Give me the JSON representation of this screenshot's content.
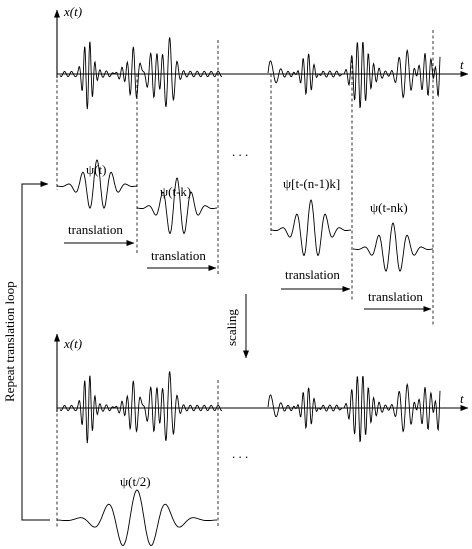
{
  "labels": {
    "x_of_t": "x(t)",
    "t": "t",
    "psi_t": "ψ(t)",
    "psi_t_k": "ψ(t-k)",
    "psi_t_n1k": "ψ[t-(n-1)k]",
    "psi_t_nk": "ψ(t-nk)",
    "psi_t_half": "ψ(t/2)",
    "translation": "translation",
    "scaling": "scaling",
    "ellipsis": ". . .",
    "loop": "Repeat translation loop"
  }
}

*Exercise:*
Exact duplication of all the records is required; pictures are omitted from the copy.

*Task result:*
Give me the JSON representation of this screenshot's content.
{
  "labels": {
    "x_of_t": "x(t)",
    "t": "t",
    "psi_t": "ψ(t)",
    "psi_t_k": "ψ(t-k)",
    "psi_t_n1k": "ψ[t-(n-1)k]",
    "psi_t_nk": "ψ(t-nk)",
    "psi_t_half": "ψ(t/2)",
    "translation": "translation",
    "scaling": "scaling",
    "ellipsis": ". . .",
    "loop": "Repeat translation loop"
  }
}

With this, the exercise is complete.